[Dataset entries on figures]
## start

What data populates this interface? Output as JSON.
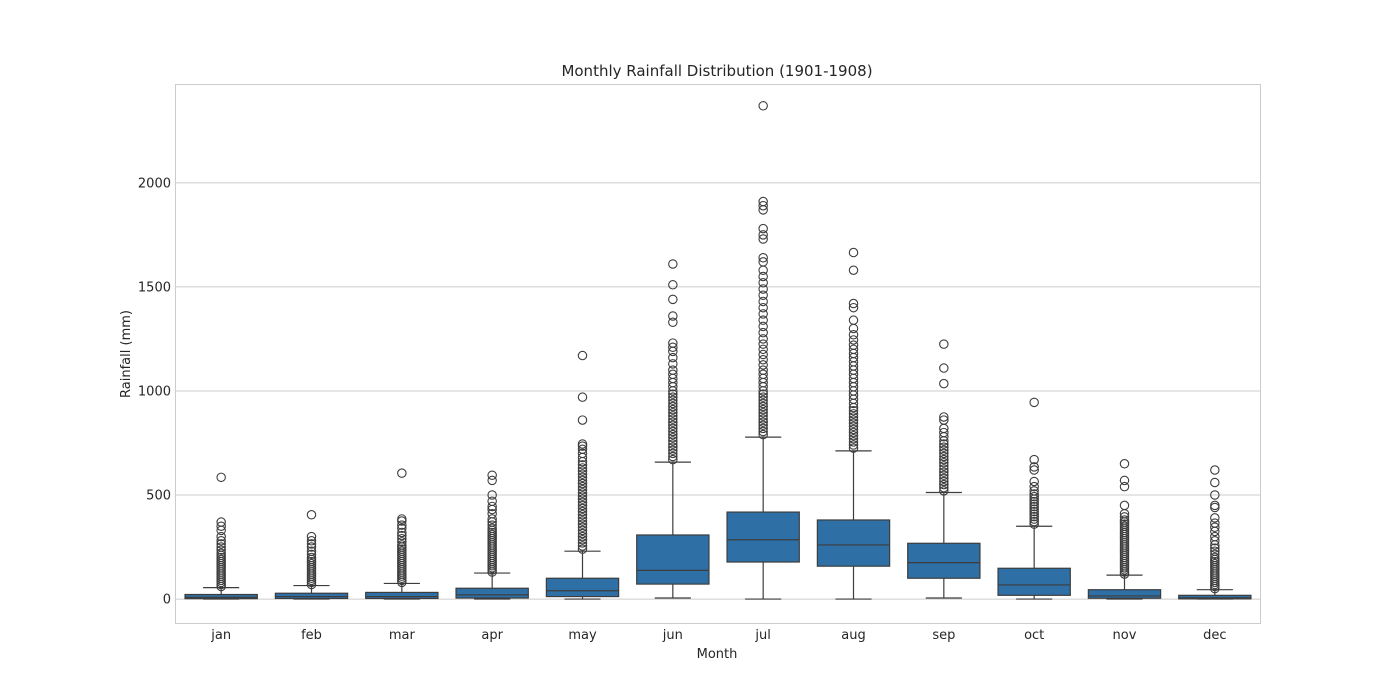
{
  "chart_data": {
    "type": "box",
    "title": "Monthly Rainfall Distribution (1901-1908)",
    "xlabel": "Month",
    "ylabel": "Rainfall (mm)",
    "ylim": [
      -115,
      2470
    ],
    "yticks": [
      0,
      500,
      1000,
      1500,
      2000
    ],
    "grid": true,
    "box_color": "#2e6fa5",
    "categories": [
      "jan",
      "feb",
      "mar",
      "apr",
      "may",
      "jun",
      "jul",
      "aug",
      "sep",
      "oct",
      "nov",
      "dec"
    ],
    "boxes": [
      {
        "label": "jan",
        "whisker_low": 0,
        "q1": 2,
        "median": 8,
        "q3": 22,
        "whisker_high": 55,
        "outliers": [
          60,
          70,
          80,
          90,
          100,
          110,
          120,
          130,
          140,
          150,
          160,
          170,
          180,
          190,
          200,
          210,
          220,
          235,
          250,
          265,
          280,
          300,
          330,
          350,
          370,
          585
        ]
      },
      {
        "label": "feb",
        "whisker_low": 0,
        "q1": 3,
        "median": 12,
        "q3": 28,
        "whisker_high": 65,
        "outliers": [
          70,
          80,
          90,
          100,
          110,
          120,
          130,
          140,
          150,
          160,
          170,
          180,
          190,
          200,
          215,
          230,
          250,
          265,
          280,
          300,
          405
        ]
      },
      {
        "label": "mar",
        "whisker_low": 0,
        "q1": 3,
        "median": 12,
        "q3": 32,
        "whisker_high": 75,
        "outliers": [
          80,
          90,
          100,
          110,
          120,
          130,
          140,
          150,
          160,
          170,
          180,
          190,
          200,
          210,
          220,
          230,
          240,
          250,
          260,
          275,
          290,
          305,
          320,
          340,
          355,
          375,
          385,
          605
        ]
      },
      {
        "label": "apr",
        "whisker_low": 0,
        "q1": 5,
        "median": 20,
        "q3": 52,
        "whisker_high": 125,
        "outliers": [
          130,
          140,
          150,
          160,
          170,
          180,
          190,
          200,
          210,
          220,
          230,
          240,
          250,
          260,
          270,
          280,
          290,
          300,
          310,
          320,
          330,
          340,
          355,
          370,
          385,
          410,
          430,
          445,
          470,
          500,
          570,
          595
        ]
      },
      {
        "label": "may",
        "whisker_low": 0,
        "q1": 12,
        "median": 40,
        "q3": 100,
        "whisker_high": 230,
        "outliers": [
          240,
          255,
          270,
          285,
          300,
          315,
          330,
          345,
          360,
          375,
          390,
          405,
          420,
          435,
          450,
          465,
          480,
          495,
          510,
          525,
          540,
          555,
          570,
          585,
          600,
          615,
          630,
          645,
          660,
          680,
          700,
          720,
          735,
          745,
          860,
          970,
          1170
        ]
      },
      {
        "label": "jun",
        "whisker_low": 5,
        "q1": 72,
        "median": 138,
        "q3": 308,
        "whisker_high": 658,
        "outliers": [
          670,
          685,
          700,
          715,
          730,
          745,
          760,
          775,
          790,
          805,
          820,
          835,
          850,
          865,
          880,
          895,
          910,
          925,
          940,
          955,
          970,
          985,
          1000,
          1020,
          1040,
          1060,
          1080,
          1100,
          1130,
          1160,
          1190,
          1210,
          1230,
          1330,
          1360,
          1440,
          1510,
          1610
        ]
      },
      {
        "label": "jul",
        "whisker_low": 0,
        "q1": 178,
        "median": 285,
        "q3": 418,
        "whisker_high": 778,
        "outliers": [
          790,
          805,
          820,
          835,
          850,
          865,
          880,
          895,
          910,
          925,
          940,
          955,
          970,
          985,
          1000,
          1020,
          1040,
          1060,
          1080,
          1100,
          1125,
          1150,
          1175,
          1200,
          1225,
          1250,
          1280,
          1310,
          1340,
          1370,
          1400,
          1430,
          1460,
          1490,
          1520,
          1550,
          1580,
          1620,
          1640,
          1730,
          1750,
          1780,
          1870,
          1890,
          1910,
          2370
        ]
      },
      {
        "label": "aug",
        "whisker_low": 0,
        "q1": 158,
        "median": 260,
        "q3": 380,
        "whisker_high": 712,
        "outliers": [
          725,
          740,
          755,
          770,
          785,
          800,
          815,
          830,
          845,
          860,
          875,
          890,
          905,
          920,
          940,
          960,
          980,
          1000,
          1020,
          1040,
          1060,
          1080,
          1100,
          1120,
          1140,
          1160,
          1180,
          1200,
          1220,
          1245,
          1270,
          1300,
          1340,
          1400,
          1420,
          1580,
          1665
        ]
      },
      {
        "label": "sep",
        "whisker_low": 5,
        "q1": 100,
        "median": 175,
        "q3": 268,
        "whisker_high": 512,
        "outliers": [
          520,
          535,
          550,
          565,
          580,
          595,
          610,
          625,
          640,
          655,
          670,
          685,
          700,
          715,
          730,
          745,
          760,
          780,
          800,
          820,
          860,
          875,
          1035,
          1110,
          1225
        ]
      },
      {
        "label": "oct",
        "whisker_low": 0,
        "q1": 18,
        "median": 68,
        "q3": 148,
        "whisker_high": 350,
        "outliers": [
          360,
          372,
          384,
          396,
          408,
          420,
          432,
          444,
          456,
          468,
          480,
          492,
          505,
          520,
          540,
          565,
          620,
          635,
          670,
          945
        ]
      },
      {
        "label": "nov",
        "whisker_low": 0,
        "q1": 4,
        "median": 15,
        "q3": 45,
        "whisker_high": 115,
        "outliers": [
          120,
          130,
          140,
          150,
          160,
          170,
          180,
          190,
          200,
          210,
          220,
          230,
          240,
          250,
          260,
          270,
          280,
          290,
          300,
          310,
          320,
          330,
          340,
          350,
          360,
          370,
          380,
          395,
          410,
          450,
          540,
          570,
          650
        ]
      },
      {
        "label": "dec",
        "whisker_low": 0,
        "q1": 1,
        "median": 6,
        "q3": 18,
        "whisker_high": 45,
        "outliers": [
          50,
          60,
          70,
          80,
          90,
          100,
          110,
          120,
          130,
          140,
          150,
          160,
          170,
          180,
          190,
          200,
          215,
          230,
          245,
          260,
          280,
          300,
          325,
          345,
          365,
          390,
          440,
          450,
          500,
          560,
          620
        ]
      }
    ]
  }
}
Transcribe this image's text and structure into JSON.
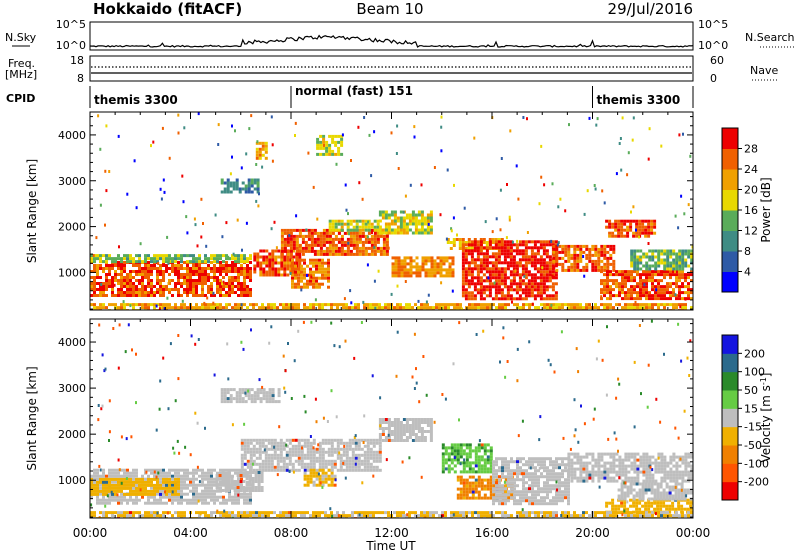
{
  "header": {
    "station": "Hokkaido (fitACF)",
    "beam": "Beam 10",
    "date": "29/Jul/2016"
  },
  "strip_labels": {
    "nsky": "N.Sky",
    "nsky_top": "10^5",
    "nsky_bottom": "10^0",
    "freq_line1": "Freq.",
    "freq_line2": "[MHz]",
    "freq_top": "18",
    "freq_bottom": "8",
    "cpid": "CPID",
    "nsearch": "N.Search",
    "nsearch_top": "10^5",
    "nsearch_bottom": "10^0",
    "nave": "Nave",
    "nave_top": "60",
    "nave_bottom": "0"
  },
  "cpid_segments": [
    {
      "label": "themis 3300",
      "start": 0,
      "end": 8
    },
    {
      "label": "normal (fast) 151",
      "start": 8,
      "end": 20
    },
    {
      "label": "themis 3300",
      "start": 20,
      "end": 24
    }
  ],
  "chart_data": [
    {
      "type": "heatmap",
      "panel": "power",
      "xlabel": "",
      "ylabel": "Slant Range [km]",
      "xlim": [
        0,
        24
      ],
      "ylim": [
        180,
        4500
      ],
      "yticks": [
        1000,
        2000,
        3000,
        4000
      ],
      "colorbar": {
        "label": "Power [dB]",
        "levels": [
          0,
          4,
          8,
          12,
          16,
          20,
          24,
          28,
          32
        ],
        "tick_labels": [
          "4",
          "8",
          "12",
          "16",
          "20",
          "24",
          "28"
        ],
        "colors": [
          "#0000ff",
          "#2e5aa6",
          "#3f8c84",
          "#5aac5a",
          "#e8d800",
          "#f0a000",
          "#f06000",
          "#ee0000"
        ]
      },
      "regions": [
        {
          "t0": 0.0,
          "t1": 6.4,
          "r0": 480,
          "r1": 1250,
          "level": 27
        },
        {
          "t0": 0.0,
          "t1": 6.4,
          "r0": 1250,
          "r1": 1400,
          "level": 15
        },
        {
          "t0": 6.5,
          "t1": 8.4,
          "r0": 950,
          "r1": 1500,
          "level": 27
        },
        {
          "t0": 7.6,
          "t1": 11.8,
          "r0": 1400,
          "r1": 1950,
          "level": 26
        },
        {
          "t0": 8.0,
          "t1": 9.5,
          "r0": 700,
          "r1": 1300,
          "level": 25
        },
        {
          "t0": 9.5,
          "t1": 11.5,
          "r0": 1900,
          "r1": 2150,
          "level": 17
        },
        {
          "t0": 11.5,
          "t1": 13.6,
          "r0": 1850,
          "r1": 2350,
          "level": 18
        },
        {
          "t0": 12.0,
          "t1": 14.4,
          "r0": 950,
          "r1": 1350,
          "level": 24
        },
        {
          "t0": 14.2,
          "t1": 16.4,
          "r0": 1500,
          "r1": 1750,
          "level": 22
        },
        {
          "t0": 14.8,
          "t1": 18.6,
          "r0": 450,
          "r1": 1700,
          "level": 29
        },
        {
          "t0": 18.4,
          "t1": 20.8,
          "r0": 1050,
          "r1": 1600,
          "level": 26
        },
        {
          "t0": 20.3,
          "t1": 24.0,
          "r0": 450,
          "r1": 1050,
          "level": 27
        },
        {
          "t0": 21.5,
          "t1": 24.0,
          "r0": 1100,
          "r1": 1500,
          "level": 14
        },
        {
          "t0": 20.5,
          "t1": 22.5,
          "r0": 1800,
          "r1": 2150,
          "level": 27
        },
        {
          "t0": 6.6,
          "t1": 7.0,
          "r0": 3500,
          "r1": 3850,
          "level": 22
        },
        {
          "t0": 5.2,
          "t1": 6.7,
          "r0": 2750,
          "r1": 3050,
          "level": 10
        },
        {
          "t0": 9.0,
          "t1": 10.0,
          "r0": 3600,
          "r1": 4000,
          "level": 17
        },
        {
          "t0": 0.0,
          "t1": 24.0,
          "r0": 190,
          "r1": 330,
          "level": 22
        }
      ]
    },
    {
      "type": "heatmap",
      "panel": "velocity",
      "xlabel": "Time UT",
      "ylabel": "Slant Range [km]",
      "xlim": [
        0,
        24
      ],
      "ylim": [
        180,
        4500
      ],
      "xticks": [
        "00:00",
        "04:00",
        "08:00",
        "12:00",
        "16:00",
        "20:00",
        "00:00"
      ],
      "yticks": [
        1000,
        2000,
        3000,
        4000
      ],
      "colorbar": {
        "label": "Velocity [m s",
        "label_sup": "-1",
        "label_end": "]",
        "levels": [
          -250,
          -200,
          -100,
          -50,
          -15,
          15,
          50,
          100,
          200,
          250
        ],
        "tick_labels": [
          "200",
          "100",
          "50",
          "15",
          "-15",
          "-50",
          "-100",
          "-200"
        ],
        "colors": [
          "#ee0000",
          "#ff5500",
          "#f08000",
          "#f0b000",
          "#bebebe",
          "#66cc44",
          "#2a8a2a",
          "#2b6a8c",
          "#1515e0"
        ]
      },
      "regions": [
        {
          "t0": 0.0,
          "t1": 6.4,
          "r0": 480,
          "r1": 1250,
          "value": 0
        },
        {
          "t0": 0.0,
          "t1": 3.5,
          "r0": 700,
          "r1": 1050,
          "value": -30
        },
        {
          "t0": 6.0,
          "t1": 11.5,
          "r0": 1200,
          "r1": 1900,
          "value": 0
        },
        {
          "t0": 5.0,
          "t1": 6.8,
          "r0": 800,
          "r1": 1200,
          "value": 0
        },
        {
          "t0": 8.5,
          "t1": 9.8,
          "r0": 900,
          "r1": 1250,
          "value": -25
        },
        {
          "t0": 11.5,
          "t1": 13.6,
          "r0": 1850,
          "r1": 2350,
          "value": 0
        },
        {
          "t0": 14.0,
          "t1": 16.0,
          "r0": 1200,
          "r1": 1800,
          "value": 40
        },
        {
          "t0": 14.6,
          "t1": 16.8,
          "r0": 600,
          "r1": 1100,
          "value": -60
        },
        {
          "t0": 16.0,
          "t1": 19.0,
          "r0": 500,
          "r1": 1500,
          "value": 0
        },
        {
          "t0": 19.0,
          "t1": 24.0,
          "r0": 1000,
          "r1": 1600,
          "value": 0
        },
        {
          "t0": 20.5,
          "t1": 24.0,
          "r0": 300,
          "r1": 600,
          "value": -35
        },
        {
          "t0": 21.0,
          "t1": 24.0,
          "r0": 600,
          "r1": 950,
          "value": 0
        },
        {
          "t0": 5.2,
          "t1": 7.5,
          "r0": 2700,
          "r1": 3000,
          "value": 0
        },
        {
          "t0": 0.0,
          "t1": 24.0,
          "r0": 190,
          "r1": 330,
          "value": -20
        }
      ]
    }
  ]
}
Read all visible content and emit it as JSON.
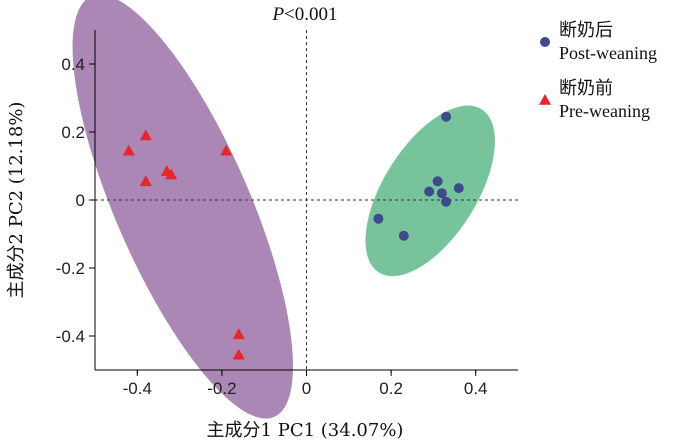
{
  "chart_data": {
    "type": "scatter",
    "title_prefix": "P",
    "title_rest": "<0.001",
    "xlabel": "主成分1 PC1 (34.07%)",
    "ylabel": "主成分2 PC2 (12.18%)",
    "xlim": [
      -0.5,
      0.5
    ],
    "ylim": [
      -0.5,
      0.5
    ],
    "xticks": [
      -0.4,
      -0.2,
      0,
      0.2,
      0.4
    ],
    "xtick_labels": [
      "-0.4",
      "-0.2",
      "0",
      "0.2",
      "0.4"
    ],
    "yticks": [
      0.4,
      0.2,
      0,
      -0.2,
      -0.4
    ],
    "ytick_labels": [
      "0.4",
      "0.2",
      "0",
      "-0.2",
      "-0.4"
    ],
    "reference_lines": {
      "x": 0,
      "y": 0,
      "style": "dotted"
    },
    "grid": false,
    "legend_position": "right",
    "series": [
      {
        "name_cn": "断奶后",
        "name_en": "Post-weaning",
        "marker": "circle",
        "color": "#3f4a8c",
        "ellipse_color": "#5fb88a",
        "x": [
          0.33,
          0.17,
          0.23,
          0.29,
          0.31,
          0.32,
          0.33,
          0.36
        ],
        "y": [
          0.245,
          -0.055,
          -0.105,
          0.025,
          0.055,
          0.02,
          -0.005,
          0.035
        ]
      },
      {
        "name_cn": "断奶前",
        "name_en": "Pre-weaning",
        "marker": "triangle",
        "color": "#e8262a",
        "ellipse_color": "#9b72a8",
        "x": [
          -0.42,
          -0.38,
          -0.38,
          -0.33,
          -0.32,
          -0.19,
          -0.16,
          -0.16
        ],
        "y": [
          0.145,
          0.19,
          0.055,
          0.085,
          0.075,
          0.145,
          -0.395,
          -0.455
        ]
      }
    ]
  }
}
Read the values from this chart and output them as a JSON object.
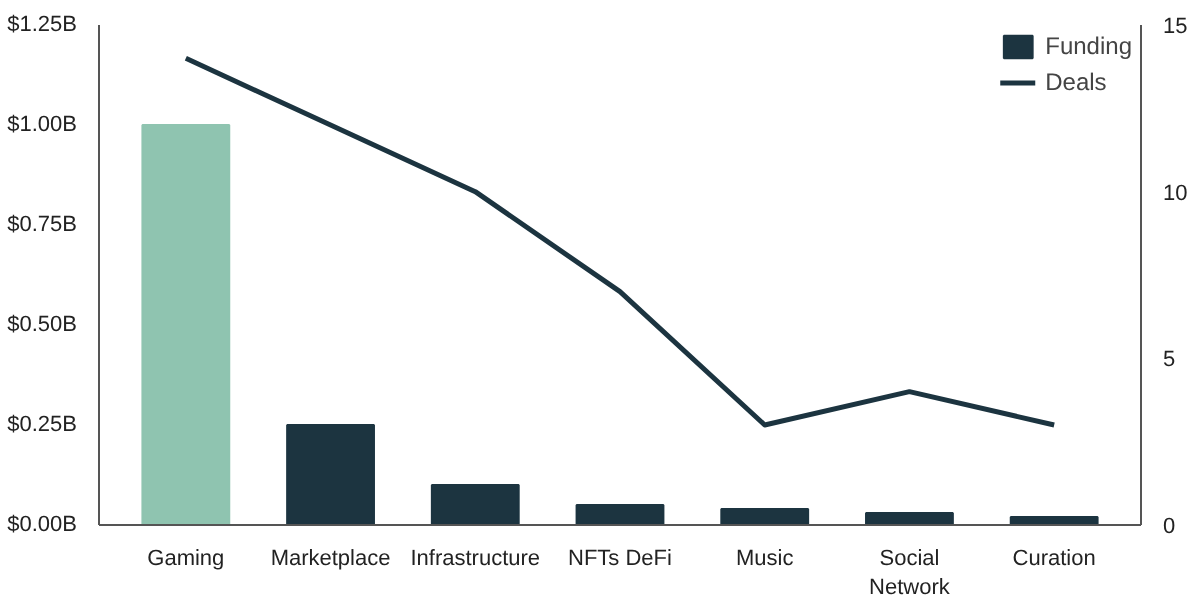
{
  "chart_data": {
    "type": "bar",
    "categories": [
      "Gaming",
      "Marketplace",
      "Infrastructure",
      "NFTs DeFi",
      "Music",
      "Social\nNetwork",
      "Curation"
    ],
    "series": [
      {
        "name": "Funding",
        "color": "#1c3440",
        "colors": [
          "#8fc4b0",
          "#1c3440",
          "#1c3440",
          "#1c3440",
          "#1c3440",
          "#1c3440",
          "#1c3440"
        ],
        "values": [
          1.0,
          0.25,
          0.1,
          0.05,
          0.04,
          0.03,
          0.02
        ]
      },
      {
        "name": "Deals",
        "type": "line",
        "axis": "y2",
        "color": "#1c3440",
        "values": [
          14,
          12,
          10,
          7,
          3,
          4,
          3
        ]
      }
    ],
    "ylim": [
      0,
      1.25
    ],
    "yticks": [
      {
        "value": 0,
        "label": "$0.00B"
      },
      {
        "value": 0.25,
        "label": "$0.25B"
      },
      {
        "value": 0.5,
        "label": "$0.50B"
      },
      {
        "value": 0.75,
        "label": "$0.75B"
      },
      {
        "value": 1.0,
        "label": "$1.00B"
      },
      {
        "value": 1.25,
        "label": "$1.25B"
      }
    ],
    "y2lim": [
      0,
      15
    ],
    "y2ticks": [
      0,
      5,
      10,
      15
    ],
    "grid": false,
    "legend": "top right"
  }
}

## end

#### What needs to be done:
Some lines of the data above may hold the word "weaning"; report how many do, and nothing else.

#### Full answer:
2